▸ Direction: From the data that follows, report how many lines hold the string "Reflectance", giving only the number.

>> Start Data in this exercise

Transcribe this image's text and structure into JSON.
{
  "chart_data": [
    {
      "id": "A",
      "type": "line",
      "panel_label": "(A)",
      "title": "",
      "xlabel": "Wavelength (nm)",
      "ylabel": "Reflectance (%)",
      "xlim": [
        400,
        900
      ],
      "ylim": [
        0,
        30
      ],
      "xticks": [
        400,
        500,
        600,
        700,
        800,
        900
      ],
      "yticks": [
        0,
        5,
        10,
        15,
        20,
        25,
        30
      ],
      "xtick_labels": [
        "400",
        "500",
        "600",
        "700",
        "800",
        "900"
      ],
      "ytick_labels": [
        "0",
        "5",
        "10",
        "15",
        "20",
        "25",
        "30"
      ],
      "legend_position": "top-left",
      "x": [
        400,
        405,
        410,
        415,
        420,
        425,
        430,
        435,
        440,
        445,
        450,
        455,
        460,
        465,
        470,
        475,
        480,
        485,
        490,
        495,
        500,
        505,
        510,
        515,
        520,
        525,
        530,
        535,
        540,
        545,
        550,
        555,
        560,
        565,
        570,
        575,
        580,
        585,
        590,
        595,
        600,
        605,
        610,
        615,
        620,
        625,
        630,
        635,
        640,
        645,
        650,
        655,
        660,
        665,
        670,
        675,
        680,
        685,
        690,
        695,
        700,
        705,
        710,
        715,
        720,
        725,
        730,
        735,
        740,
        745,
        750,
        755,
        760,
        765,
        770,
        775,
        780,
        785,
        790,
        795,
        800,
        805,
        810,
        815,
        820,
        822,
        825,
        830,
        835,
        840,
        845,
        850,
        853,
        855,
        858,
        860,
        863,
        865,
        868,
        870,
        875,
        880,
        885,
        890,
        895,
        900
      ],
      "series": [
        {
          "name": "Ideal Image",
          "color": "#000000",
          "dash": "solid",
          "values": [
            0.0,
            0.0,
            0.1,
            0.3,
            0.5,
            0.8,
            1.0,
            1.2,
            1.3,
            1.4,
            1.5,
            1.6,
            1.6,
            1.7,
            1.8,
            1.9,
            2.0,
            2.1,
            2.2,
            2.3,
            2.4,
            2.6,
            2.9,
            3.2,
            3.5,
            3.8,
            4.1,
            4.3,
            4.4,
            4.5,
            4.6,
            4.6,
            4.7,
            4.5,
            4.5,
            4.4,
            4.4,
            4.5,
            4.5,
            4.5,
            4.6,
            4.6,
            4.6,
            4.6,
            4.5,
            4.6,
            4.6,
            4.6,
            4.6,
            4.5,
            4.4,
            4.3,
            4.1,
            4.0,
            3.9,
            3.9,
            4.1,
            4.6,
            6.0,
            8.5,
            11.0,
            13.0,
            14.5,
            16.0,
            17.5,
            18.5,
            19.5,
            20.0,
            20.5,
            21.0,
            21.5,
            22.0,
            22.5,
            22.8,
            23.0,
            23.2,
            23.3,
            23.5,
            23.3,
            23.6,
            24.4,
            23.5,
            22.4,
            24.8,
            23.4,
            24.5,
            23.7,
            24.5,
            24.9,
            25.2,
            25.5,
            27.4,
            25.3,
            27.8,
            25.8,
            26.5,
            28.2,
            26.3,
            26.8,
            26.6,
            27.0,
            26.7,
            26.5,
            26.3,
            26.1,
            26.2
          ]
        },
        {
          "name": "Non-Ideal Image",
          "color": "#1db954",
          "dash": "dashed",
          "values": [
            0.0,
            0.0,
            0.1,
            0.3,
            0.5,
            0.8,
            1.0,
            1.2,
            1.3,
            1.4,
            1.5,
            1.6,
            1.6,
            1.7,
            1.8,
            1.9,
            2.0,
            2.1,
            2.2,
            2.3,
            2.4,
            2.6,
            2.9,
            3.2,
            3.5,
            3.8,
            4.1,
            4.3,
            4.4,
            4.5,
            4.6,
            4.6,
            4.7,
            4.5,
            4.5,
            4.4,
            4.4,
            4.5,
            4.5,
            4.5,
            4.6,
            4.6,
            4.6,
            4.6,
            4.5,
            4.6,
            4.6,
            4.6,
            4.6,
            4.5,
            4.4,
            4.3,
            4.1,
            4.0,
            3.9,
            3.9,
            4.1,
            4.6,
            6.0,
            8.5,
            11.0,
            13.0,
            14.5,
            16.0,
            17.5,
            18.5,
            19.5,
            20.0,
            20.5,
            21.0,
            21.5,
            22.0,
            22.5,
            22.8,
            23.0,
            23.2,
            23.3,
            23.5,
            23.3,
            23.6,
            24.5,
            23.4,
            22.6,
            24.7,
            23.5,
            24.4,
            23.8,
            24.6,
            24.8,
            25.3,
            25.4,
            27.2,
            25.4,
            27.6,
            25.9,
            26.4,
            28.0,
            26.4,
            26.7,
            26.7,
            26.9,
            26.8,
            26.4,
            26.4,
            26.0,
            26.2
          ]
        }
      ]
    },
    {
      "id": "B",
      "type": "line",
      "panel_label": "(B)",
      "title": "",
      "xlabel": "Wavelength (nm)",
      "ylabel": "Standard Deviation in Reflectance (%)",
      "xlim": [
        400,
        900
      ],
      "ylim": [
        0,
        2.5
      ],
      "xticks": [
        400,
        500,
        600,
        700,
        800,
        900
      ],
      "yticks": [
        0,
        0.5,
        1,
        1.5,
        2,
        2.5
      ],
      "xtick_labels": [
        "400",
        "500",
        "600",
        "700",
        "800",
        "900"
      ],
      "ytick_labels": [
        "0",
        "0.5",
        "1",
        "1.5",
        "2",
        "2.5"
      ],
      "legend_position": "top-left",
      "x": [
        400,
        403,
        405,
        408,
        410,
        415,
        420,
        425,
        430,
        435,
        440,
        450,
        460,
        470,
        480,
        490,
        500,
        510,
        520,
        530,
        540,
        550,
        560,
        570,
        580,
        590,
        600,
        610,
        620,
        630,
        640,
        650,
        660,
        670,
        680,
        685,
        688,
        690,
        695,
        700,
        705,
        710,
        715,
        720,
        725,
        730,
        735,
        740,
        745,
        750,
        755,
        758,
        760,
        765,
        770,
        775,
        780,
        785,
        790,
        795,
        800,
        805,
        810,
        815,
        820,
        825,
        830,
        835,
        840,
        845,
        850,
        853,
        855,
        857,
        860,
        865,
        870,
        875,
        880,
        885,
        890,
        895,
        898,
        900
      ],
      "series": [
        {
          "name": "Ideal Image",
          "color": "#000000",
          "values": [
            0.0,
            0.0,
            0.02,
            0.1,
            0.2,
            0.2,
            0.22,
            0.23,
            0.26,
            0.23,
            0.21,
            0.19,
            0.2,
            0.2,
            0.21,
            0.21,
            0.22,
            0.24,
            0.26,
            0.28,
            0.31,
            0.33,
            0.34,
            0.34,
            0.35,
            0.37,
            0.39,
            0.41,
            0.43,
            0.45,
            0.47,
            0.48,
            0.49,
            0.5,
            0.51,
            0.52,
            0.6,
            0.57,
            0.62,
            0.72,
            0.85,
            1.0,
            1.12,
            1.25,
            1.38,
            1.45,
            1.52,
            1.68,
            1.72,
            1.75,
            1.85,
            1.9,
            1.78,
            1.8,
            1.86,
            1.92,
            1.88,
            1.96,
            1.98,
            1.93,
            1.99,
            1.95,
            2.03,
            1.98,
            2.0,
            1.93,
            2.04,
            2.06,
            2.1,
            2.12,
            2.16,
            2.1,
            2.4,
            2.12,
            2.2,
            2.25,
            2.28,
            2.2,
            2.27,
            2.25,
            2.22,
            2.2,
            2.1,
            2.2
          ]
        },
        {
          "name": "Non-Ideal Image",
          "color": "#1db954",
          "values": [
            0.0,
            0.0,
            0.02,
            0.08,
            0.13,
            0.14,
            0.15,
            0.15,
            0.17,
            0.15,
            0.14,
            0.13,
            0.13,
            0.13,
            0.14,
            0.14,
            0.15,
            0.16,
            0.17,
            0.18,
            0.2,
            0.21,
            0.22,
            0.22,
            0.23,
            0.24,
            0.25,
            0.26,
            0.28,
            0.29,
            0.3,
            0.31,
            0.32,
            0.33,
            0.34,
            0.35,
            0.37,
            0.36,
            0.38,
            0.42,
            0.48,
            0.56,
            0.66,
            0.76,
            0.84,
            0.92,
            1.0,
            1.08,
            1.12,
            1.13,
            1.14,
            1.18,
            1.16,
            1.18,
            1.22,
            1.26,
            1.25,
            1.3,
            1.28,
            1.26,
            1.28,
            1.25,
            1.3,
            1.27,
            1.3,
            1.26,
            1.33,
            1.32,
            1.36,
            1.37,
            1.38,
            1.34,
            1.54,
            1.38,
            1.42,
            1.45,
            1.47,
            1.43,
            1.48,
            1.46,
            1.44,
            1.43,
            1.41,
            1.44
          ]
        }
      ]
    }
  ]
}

>> End Data in this exercise

▸ Complete output: 2